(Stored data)
----

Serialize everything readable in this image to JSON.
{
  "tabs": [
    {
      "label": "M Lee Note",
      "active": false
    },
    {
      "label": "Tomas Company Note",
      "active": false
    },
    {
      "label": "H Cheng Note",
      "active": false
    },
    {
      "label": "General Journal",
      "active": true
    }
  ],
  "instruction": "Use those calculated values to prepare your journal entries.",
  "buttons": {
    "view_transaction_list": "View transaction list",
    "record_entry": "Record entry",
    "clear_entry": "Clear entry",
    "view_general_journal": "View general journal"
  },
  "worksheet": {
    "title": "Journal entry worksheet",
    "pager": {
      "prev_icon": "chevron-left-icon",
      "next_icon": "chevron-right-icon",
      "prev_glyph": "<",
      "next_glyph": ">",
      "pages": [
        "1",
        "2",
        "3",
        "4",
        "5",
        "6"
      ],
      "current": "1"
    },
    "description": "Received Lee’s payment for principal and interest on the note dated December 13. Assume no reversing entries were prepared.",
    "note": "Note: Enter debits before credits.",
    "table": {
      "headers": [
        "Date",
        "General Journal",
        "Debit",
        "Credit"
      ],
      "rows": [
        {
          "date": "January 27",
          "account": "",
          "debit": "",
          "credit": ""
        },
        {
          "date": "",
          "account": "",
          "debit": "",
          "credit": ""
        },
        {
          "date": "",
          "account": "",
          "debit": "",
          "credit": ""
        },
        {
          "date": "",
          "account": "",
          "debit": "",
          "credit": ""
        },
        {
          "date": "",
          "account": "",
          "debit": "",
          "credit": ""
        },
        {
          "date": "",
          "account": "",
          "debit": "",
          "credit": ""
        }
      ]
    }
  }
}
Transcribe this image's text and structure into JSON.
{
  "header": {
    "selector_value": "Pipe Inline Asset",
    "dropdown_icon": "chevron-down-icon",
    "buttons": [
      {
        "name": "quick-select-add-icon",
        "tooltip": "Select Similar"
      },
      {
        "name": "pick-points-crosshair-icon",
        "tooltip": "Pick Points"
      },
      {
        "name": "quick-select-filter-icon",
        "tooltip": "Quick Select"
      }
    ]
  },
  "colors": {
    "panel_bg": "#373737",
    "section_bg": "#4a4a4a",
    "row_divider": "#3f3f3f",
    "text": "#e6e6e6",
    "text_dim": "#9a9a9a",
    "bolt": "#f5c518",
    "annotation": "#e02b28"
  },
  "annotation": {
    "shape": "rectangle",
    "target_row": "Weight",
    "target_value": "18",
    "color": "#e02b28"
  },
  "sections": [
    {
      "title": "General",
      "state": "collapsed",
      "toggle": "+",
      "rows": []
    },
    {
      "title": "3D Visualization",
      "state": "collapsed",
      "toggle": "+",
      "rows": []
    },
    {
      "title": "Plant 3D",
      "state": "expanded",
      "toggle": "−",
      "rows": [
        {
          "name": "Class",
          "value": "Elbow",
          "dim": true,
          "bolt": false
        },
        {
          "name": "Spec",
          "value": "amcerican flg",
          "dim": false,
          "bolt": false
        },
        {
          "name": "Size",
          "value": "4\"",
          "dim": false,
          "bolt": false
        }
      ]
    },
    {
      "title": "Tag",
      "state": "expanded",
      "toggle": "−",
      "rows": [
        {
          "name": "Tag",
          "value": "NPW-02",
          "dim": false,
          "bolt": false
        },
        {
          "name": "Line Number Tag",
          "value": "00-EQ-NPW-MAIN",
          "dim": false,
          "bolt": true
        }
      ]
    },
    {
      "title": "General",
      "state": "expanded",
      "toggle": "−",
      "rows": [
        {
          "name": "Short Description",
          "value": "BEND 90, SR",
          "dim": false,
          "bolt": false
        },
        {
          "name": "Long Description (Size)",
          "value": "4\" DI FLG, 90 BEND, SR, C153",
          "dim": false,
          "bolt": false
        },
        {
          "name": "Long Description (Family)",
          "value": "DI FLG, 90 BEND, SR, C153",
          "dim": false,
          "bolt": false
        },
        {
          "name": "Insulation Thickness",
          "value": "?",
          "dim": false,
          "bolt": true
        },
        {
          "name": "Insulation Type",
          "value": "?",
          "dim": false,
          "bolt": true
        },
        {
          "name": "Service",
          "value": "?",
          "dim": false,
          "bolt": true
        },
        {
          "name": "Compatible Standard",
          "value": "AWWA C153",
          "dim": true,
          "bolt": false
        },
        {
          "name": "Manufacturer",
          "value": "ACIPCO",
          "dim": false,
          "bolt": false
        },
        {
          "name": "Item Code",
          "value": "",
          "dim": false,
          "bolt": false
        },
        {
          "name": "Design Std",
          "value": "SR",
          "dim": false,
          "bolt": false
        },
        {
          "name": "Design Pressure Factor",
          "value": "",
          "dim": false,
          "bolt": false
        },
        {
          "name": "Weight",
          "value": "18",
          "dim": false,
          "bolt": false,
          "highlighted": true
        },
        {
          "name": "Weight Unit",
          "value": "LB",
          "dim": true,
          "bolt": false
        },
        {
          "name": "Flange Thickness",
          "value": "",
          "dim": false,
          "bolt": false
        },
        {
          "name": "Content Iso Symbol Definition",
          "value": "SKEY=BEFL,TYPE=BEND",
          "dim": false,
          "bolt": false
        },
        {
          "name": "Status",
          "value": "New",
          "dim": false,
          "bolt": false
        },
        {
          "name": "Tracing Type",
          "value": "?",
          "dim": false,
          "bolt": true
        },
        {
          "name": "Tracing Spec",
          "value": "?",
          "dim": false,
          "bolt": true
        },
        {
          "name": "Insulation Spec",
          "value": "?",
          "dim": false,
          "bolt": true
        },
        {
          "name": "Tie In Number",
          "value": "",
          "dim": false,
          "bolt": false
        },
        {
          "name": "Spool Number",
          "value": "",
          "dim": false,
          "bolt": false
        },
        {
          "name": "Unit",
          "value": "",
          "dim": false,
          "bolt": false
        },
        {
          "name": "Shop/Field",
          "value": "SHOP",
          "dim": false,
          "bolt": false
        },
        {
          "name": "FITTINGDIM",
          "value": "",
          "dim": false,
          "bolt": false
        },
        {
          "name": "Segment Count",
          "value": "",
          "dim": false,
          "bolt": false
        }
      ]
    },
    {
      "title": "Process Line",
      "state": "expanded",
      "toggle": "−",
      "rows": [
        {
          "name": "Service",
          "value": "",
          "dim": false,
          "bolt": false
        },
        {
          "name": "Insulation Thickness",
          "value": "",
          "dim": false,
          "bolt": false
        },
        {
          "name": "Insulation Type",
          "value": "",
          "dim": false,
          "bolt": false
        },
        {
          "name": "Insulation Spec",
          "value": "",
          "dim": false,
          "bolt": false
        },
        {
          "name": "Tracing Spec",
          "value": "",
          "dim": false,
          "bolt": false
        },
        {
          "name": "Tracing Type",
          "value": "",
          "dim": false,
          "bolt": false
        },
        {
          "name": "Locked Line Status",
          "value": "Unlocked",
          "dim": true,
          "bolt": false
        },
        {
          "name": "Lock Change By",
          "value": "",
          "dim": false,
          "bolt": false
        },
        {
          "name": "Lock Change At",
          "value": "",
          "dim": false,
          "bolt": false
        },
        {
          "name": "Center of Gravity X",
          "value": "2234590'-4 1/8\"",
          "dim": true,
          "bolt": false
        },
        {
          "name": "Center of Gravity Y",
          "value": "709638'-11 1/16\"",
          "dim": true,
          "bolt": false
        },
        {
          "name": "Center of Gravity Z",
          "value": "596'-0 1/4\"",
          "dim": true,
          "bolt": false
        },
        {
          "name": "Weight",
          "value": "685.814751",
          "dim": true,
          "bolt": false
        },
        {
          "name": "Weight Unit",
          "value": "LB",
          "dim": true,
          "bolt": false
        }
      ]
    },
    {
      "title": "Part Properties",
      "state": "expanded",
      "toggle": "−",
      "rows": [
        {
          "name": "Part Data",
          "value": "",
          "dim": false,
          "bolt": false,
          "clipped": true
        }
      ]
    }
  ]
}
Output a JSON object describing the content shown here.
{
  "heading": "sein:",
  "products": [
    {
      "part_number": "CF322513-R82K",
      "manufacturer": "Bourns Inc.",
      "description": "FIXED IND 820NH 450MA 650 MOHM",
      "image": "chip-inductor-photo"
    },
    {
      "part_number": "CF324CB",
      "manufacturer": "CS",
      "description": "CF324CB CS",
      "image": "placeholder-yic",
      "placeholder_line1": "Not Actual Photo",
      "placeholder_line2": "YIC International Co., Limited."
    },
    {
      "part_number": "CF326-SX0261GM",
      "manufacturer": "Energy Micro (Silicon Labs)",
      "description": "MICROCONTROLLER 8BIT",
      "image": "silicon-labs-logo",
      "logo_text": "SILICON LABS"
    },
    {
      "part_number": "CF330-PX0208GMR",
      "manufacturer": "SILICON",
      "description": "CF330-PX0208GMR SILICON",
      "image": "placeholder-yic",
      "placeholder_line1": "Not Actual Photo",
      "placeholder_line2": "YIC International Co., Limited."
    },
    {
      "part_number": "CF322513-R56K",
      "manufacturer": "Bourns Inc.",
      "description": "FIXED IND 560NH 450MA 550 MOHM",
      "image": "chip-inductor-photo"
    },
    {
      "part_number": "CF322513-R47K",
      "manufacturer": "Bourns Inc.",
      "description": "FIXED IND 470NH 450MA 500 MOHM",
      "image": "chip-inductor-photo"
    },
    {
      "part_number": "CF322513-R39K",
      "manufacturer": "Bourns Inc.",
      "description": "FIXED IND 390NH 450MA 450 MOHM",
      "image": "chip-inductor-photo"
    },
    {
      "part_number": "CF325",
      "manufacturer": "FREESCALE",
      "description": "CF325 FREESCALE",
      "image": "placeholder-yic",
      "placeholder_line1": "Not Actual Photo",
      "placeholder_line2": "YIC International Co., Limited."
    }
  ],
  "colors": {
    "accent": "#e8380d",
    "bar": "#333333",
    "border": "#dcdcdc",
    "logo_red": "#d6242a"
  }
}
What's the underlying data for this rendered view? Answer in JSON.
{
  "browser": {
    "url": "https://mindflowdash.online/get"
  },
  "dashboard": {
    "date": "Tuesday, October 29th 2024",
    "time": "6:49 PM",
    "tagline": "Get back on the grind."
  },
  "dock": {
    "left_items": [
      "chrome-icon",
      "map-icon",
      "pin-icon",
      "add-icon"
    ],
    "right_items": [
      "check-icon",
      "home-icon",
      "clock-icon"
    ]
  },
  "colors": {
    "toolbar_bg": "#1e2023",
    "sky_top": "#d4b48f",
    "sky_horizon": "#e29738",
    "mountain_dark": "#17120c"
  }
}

----

_SET PROBLEM:_ Return each line among the entries that holds the word "Design".

_IN RESPONSE:_
          "name": "Design Std",
          "name": "Design Pressure Factor",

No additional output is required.